TASK DESCRIPTION — Count how many lines hold the string "MONTHS", and give only that number.

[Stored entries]
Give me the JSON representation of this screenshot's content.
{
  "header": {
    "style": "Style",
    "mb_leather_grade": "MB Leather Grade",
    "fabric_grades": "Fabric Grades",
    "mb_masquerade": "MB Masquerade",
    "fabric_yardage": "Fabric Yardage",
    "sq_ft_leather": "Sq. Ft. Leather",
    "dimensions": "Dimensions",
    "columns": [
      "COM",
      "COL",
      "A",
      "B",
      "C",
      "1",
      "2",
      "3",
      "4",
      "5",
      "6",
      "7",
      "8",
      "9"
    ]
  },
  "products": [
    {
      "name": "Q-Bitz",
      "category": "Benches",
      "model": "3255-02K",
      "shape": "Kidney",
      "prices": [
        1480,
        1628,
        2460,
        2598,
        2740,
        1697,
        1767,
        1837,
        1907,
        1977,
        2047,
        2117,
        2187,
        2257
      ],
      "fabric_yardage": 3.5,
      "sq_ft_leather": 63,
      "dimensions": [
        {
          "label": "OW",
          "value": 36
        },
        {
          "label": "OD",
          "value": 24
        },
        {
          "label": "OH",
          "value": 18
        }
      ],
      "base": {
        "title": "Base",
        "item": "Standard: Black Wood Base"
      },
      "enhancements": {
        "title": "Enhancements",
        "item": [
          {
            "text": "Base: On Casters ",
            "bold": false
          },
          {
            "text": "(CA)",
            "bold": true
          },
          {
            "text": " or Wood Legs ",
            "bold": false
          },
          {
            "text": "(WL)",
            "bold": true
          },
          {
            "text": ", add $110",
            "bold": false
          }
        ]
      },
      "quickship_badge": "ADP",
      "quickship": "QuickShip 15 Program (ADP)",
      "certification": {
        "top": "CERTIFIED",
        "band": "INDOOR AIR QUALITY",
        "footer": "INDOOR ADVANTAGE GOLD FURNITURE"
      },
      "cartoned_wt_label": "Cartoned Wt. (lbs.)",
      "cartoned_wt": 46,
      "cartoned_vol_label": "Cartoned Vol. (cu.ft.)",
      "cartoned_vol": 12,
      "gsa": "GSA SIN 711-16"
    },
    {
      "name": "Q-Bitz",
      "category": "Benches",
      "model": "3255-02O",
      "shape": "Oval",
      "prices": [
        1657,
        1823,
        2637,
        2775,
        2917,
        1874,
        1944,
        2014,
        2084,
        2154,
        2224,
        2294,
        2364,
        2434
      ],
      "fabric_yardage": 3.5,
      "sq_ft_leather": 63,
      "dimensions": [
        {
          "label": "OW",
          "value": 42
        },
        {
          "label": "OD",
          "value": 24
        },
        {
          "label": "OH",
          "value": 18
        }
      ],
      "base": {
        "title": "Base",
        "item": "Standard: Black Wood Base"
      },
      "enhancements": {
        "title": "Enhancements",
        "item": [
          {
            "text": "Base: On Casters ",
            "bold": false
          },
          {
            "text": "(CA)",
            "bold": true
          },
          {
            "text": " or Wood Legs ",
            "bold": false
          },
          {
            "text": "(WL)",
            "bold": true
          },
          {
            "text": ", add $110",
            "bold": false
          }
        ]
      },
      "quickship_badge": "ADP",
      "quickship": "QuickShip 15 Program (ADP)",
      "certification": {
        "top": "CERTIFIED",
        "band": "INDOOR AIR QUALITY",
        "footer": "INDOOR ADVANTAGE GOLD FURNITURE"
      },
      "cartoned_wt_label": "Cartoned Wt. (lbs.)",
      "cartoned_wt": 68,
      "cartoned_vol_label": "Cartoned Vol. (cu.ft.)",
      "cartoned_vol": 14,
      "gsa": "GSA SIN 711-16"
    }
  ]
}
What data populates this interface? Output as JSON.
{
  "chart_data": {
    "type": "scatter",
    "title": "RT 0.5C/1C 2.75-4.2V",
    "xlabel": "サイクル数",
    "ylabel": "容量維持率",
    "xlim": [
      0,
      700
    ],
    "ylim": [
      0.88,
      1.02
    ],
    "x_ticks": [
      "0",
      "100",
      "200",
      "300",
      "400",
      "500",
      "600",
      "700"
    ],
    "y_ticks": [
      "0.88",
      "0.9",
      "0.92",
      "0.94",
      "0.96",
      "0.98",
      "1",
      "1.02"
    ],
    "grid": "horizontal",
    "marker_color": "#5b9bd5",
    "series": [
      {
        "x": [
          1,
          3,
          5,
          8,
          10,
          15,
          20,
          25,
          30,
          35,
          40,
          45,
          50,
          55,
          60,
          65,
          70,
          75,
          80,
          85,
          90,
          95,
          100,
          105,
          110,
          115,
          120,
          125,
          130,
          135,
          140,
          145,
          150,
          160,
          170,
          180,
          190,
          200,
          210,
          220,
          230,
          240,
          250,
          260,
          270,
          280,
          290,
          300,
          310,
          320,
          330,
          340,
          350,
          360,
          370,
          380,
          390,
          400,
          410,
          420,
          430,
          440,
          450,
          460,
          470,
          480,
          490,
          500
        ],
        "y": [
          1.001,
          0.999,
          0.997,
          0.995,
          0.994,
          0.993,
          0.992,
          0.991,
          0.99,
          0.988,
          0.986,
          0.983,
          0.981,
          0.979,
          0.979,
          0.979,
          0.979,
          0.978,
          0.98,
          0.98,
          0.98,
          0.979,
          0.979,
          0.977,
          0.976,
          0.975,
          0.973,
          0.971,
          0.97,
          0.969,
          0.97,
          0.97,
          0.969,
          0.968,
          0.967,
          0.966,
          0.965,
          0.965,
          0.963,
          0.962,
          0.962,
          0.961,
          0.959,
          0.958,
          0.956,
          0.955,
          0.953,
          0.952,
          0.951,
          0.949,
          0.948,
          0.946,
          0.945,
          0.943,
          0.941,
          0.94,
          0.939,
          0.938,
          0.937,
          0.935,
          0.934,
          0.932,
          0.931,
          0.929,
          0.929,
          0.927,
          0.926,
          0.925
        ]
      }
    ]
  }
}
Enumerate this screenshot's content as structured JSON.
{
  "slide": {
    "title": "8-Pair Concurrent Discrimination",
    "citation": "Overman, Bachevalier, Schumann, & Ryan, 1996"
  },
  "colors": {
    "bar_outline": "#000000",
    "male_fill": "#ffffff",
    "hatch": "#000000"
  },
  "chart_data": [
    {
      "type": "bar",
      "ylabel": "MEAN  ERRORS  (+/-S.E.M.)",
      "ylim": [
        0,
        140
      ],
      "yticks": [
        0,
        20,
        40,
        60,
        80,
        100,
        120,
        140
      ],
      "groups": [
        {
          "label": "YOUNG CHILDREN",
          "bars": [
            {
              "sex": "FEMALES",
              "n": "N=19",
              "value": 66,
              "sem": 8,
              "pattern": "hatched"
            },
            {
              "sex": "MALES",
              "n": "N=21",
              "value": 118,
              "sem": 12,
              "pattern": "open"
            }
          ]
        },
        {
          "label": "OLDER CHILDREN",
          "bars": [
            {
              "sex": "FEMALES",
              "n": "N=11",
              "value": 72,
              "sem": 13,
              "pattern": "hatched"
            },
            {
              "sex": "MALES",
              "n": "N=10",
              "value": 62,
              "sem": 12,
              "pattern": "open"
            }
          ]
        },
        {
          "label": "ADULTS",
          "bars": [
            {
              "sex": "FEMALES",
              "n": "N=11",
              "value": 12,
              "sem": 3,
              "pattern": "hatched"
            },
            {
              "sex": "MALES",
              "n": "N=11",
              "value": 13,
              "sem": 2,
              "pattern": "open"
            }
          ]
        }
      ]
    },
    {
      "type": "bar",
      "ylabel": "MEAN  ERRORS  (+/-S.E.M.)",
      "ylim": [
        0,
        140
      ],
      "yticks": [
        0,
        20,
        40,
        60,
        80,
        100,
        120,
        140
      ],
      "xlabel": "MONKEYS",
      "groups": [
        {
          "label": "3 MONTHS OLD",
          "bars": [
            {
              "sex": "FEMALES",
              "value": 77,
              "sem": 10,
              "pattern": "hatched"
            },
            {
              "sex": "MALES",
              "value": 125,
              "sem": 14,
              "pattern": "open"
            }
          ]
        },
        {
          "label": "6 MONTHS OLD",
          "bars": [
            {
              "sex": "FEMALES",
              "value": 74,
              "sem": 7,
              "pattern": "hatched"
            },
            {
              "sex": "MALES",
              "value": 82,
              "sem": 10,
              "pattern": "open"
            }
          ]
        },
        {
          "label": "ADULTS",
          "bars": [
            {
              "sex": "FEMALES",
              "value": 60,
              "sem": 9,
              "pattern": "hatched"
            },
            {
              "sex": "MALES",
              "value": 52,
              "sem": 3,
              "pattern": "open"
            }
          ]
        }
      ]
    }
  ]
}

ANSWER TO THIS EXERCISE — 2